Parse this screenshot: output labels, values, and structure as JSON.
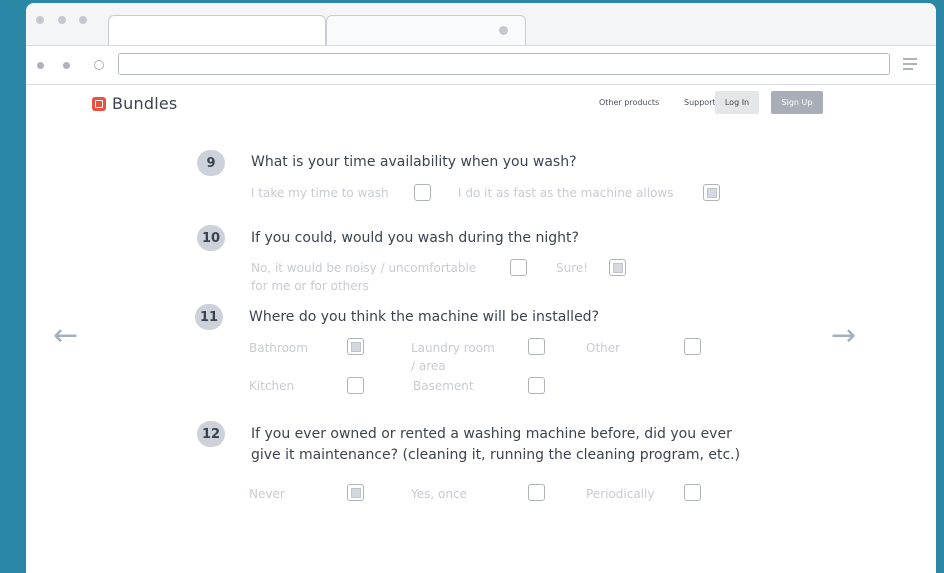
{
  "brand": {
    "name": "Bundles"
  },
  "nav": {
    "other_products": "Other products",
    "support": "Support",
    "login": "Log In",
    "signup": "Sign Up"
  },
  "questions": [
    {
      "number": "9",
      "text": "What is your time availability when you wash?",
      "options": [
        {
          "label": "I take my time to wash",
          "checked": false
        },
        {
          "label": "I do it as fast as the machine allows",
          "checked": true
        }
      ]
    },
    {
      "number": "10",
      "text": "If you could, would you wash during the night?",
      "options": [
        {
          "label_line1": "No, it would be noisy / uncomfortable",
          "label_line2": "for me or for others",
          "checked": false
        },
        {
          "label": "Sure!",
          "checked": true
        }
      ]
    },
    {
      "number": "11",
      "text": "Where do you think the machine will be installed?",
      "options": [
        {
          "label": "Bathroom",
          "checked": true
        },
        {
          "label_line1": "Laundry room",
          "label_line2": "/ area",
          "checked": false
        },
        {
          "label": "Other",
          "checked": false
        },
        {
          "label": "Kitchen",
          "checked": false
        },
        {
          "label": "Basement",
          "checked": false
        }
      ]
    },
    {
      "number": "12",
      "text_line1": "If you ever owned or rented a washing machine before, did you ever",
      "text_line2": "give it maintenance? (cleaning it, running the cleaning program, etc.)",
      "options": [
        {
          "label": "Never",
          "checked": true
        },
        {
          "label": "Yes, once",
          "checked": false
        },
        {
          "label": "Periodically",
          "checked": false
        }
      ]
    }
  ],
  "colors": {
    "accent": "#e8523f",
    "background": "#2a87a6"
  }
}
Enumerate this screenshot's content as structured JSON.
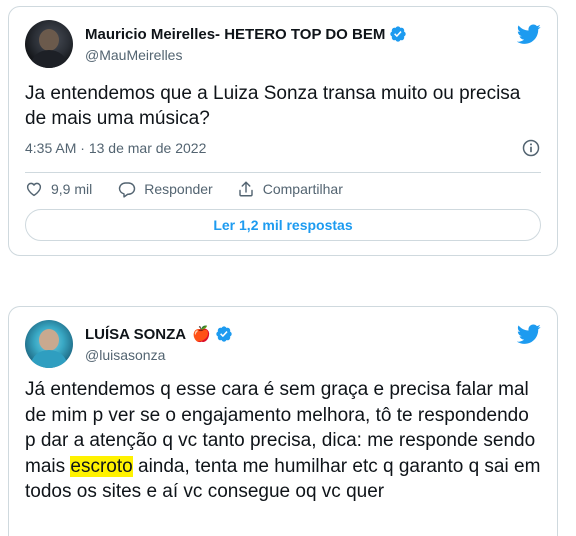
{
  "tweets": [
    {
      "author_name": "Mauricio Meirelles- HETERO TOP DO BEM",
      "handle": "@MauMeirelles",
      "verified": true,
      "text": "Ja entendemos que a Luiza Sonza transa muito ou precisa de mais uma música?",
      "time": "4:35 AM",
      "separator": " · ",
      "date": "13 de mar de 2022",
      "likes": "9,9 mil",
      "reply_label": "Responder",
      "share_label": "Compartilhar",
      "read_replies": "Ler 1,2 mil respostas"
    },
    {
      "author_name": "LUÍSA SONZA",
      "name_emoji": "🍎",
      "handle": "@luisasonza",
      "verified": true,
      "text_before": "Já entendemos q esse cara é sem graça e precisa falar mal de mim p ver se o engajamento melhora, tô te respondendo p dar a atenção q vc tanto precisa, dica: me responde sendo mais ",
      "text_highlight": "escroto",
      "text_after": " ainda, tenta me humilhar etc q garanto q sai em todos os sites e aí vc consegue oq vc quer"
    }
  ],
  "icons": {
    "verified": "verified-badge-icon",
    "bird": "twitter-bird-icon",
    "info": "info-icon",
    "like": "heart-icon",
    "reply": "reply-bubble-icon",
    "share": "share-icon"
  },
  "colors": {
    "accent": "#1d9bf0",
    "text": "#0f1419",
    "muted": "#536471",
    "border": "#cfd9de",
    "highlight": "#fff200"
  }
}
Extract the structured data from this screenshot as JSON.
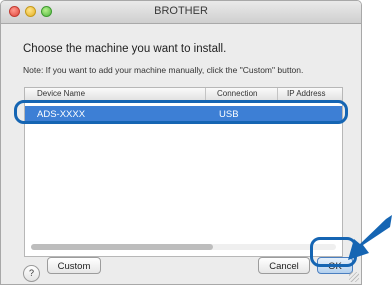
{
  "window": {
    "title": "BROTHER"
  },
  "dialog": {
    "heading": "Choose the machine you want to install.",
    "note": "Note: If you want to add your machine manually, click the \"Custom\" button."
  },
  "table": {
    "columns": [
      "Device Name",
      "Connection",
      "IP Address"
    ],
    "rows": [
      {
        "device": "ADS-XXXX",
        "connection": "USB"
      }
    ]
  },
  "buttons": {
    "help": "?",
    "custom": "Custom",
    "cancel": "Cancel",
    "ok": "OK"
  },
  "colors": {
    "selection": "#3d7fd5",
    "callout": "#1565b3"
  }
}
****************************************
- _WHAT IS REQUIRED_
The entries above should be reproduced exactly, without their pictures.

- _TASK RESULT_
Parse this screenshot: output labels, values, and structure as JSON.
{
  "brand": {
    "name": "Bundles"
  },
  "nav": {
    "other_products": "Other products",
    "support": "Support",
    "login": "Log In",
    "signup": "Sign Up"
  },
  "questions": [
    {
      "number": "9",
      "text": "What is your time availability when you wash?",
      "options": [
        {
          "label": "I take my time to wash",
          "checked": false
        },
        {
          "label": "I do it as fast as the machine allows",
          "checked": true
        }
      ]
    },
    {
      "number": "10",
      "text": "If you could, would you wash during the night?",
      "options": [
        {
          "label_line1": "No, it would be noisy / uncomfortable",
          "label_line2": "for me or for others",
          "checked": false
        },
        {
          "label": "Sure!",
          "checked": true
        }
      ]
    },
    {
      "number": "11",
      "text": "Where do you think the machine will be installed?",
      "options": [
        {
          "label": "Bathroom",
          "checked": true
        },
        {
          "label_line1": "Laundry room",
          "label_line2": "/ area",
          "checked": false
        },
        {
          "label": "Other",
          "checked": false
        },
        {
          "label": "Kitchen",
          "checked": false
        },
        {
          "label": "Basement",
          "checked": false
        }
      ]
    },
    {
      "number": "12",
      "text_line1": "If you ever owned or rented a washing machine before, did you ever",
      "text_line2": "give it maintenance? (cleaning it, running the cleaning program, etc.)",
      "options": [
        {
          "label": "Never",
          "checked": true
        },
        {
          "label": "Yes, once",
          "checked": false
        },
        {
          "label": "Periodically",
          "checked": false
        }
      ]
    }
  ],
  "colors": {
    "accent": "#e8523f",
    "background": "#2a87a6"
  }
}
Enumerate this screenshot's content as structured JSON.
{
  "tweets": [
    {
      "author_name": "Mauricio Meirelles- HETERO TOP DO BEM",
      "handle": "@MauMeirelles",
      "verified": true,
      "text": "Ja entendemos que a Luiza Sonza transa muito ou precisa de mais uma música?",
      "time": "4:35 AM",
      "separator": " · ",
      "date": "13 de mar de 2022",
      "likes": "9,9 mil",
      "reply_label": "Responder",
      "share_label": "Compartilhar",
      "read_replies": "Ler 1,2 mil respostas"
    },
    {
      "author_name": "LUÍSA SONZA",
      "name_emoji": "🍎",
      "handle": "@luisasonza",
      "verified": true,
      "text_before": "Já entendemos q esse cara é sem graça e precisa falar mal de mim p ver se o engajamento melhora, tô te respondendo p dar a atenção q vc tanto precisa, dica: me responde sendo mais ",
      "text_highlight": "escroto",
      "text_after": " ainda, tenta me humilhar etc q garanto q sai em todos os sites e aí vc consegue oq vc quer"
    }
  ],
  "icons": {
    "verified": "verified-badge-icon",
    "bird": "twitter-bird-icon",
    "info": "info-icon",
    "like": "heart-icon",
    "reply": "reply-bubble-icon",
    "share": "share-icon"
  },
  "colors": {
    "accent": "#1d9bf0",
    "text": "#0f1419",
    "muted": "#536471",
    "border": "#cfd9de",
    "highlight": "#fff200"
  }
}
Extract the structured data from this screenshot as JSON.
{
  "window": {
    "title": "BROTHER"
  },
  "dialog": {
    "heading": "Choose the machine you want to install.",
    "note": "Note: If you want to add your machine manually, click the \"Custom\" button."
  },
  "table": {
    "columns": [
      "Device Name",
      "Connection",
      "IP Address"
    ],
    "rows": [
      {
        "device": "ADS-XXXX",
        "connection": "USB"
      }
    ]
  },
  "buttons": {
    "help": "?",
    "custom": "Custom",
    "cancel": "Cancel",
    "ok": "OK"
  },
  "colors": {
    "selection": "#3d7fd5",
    "callout": "#1565b3"
  }
}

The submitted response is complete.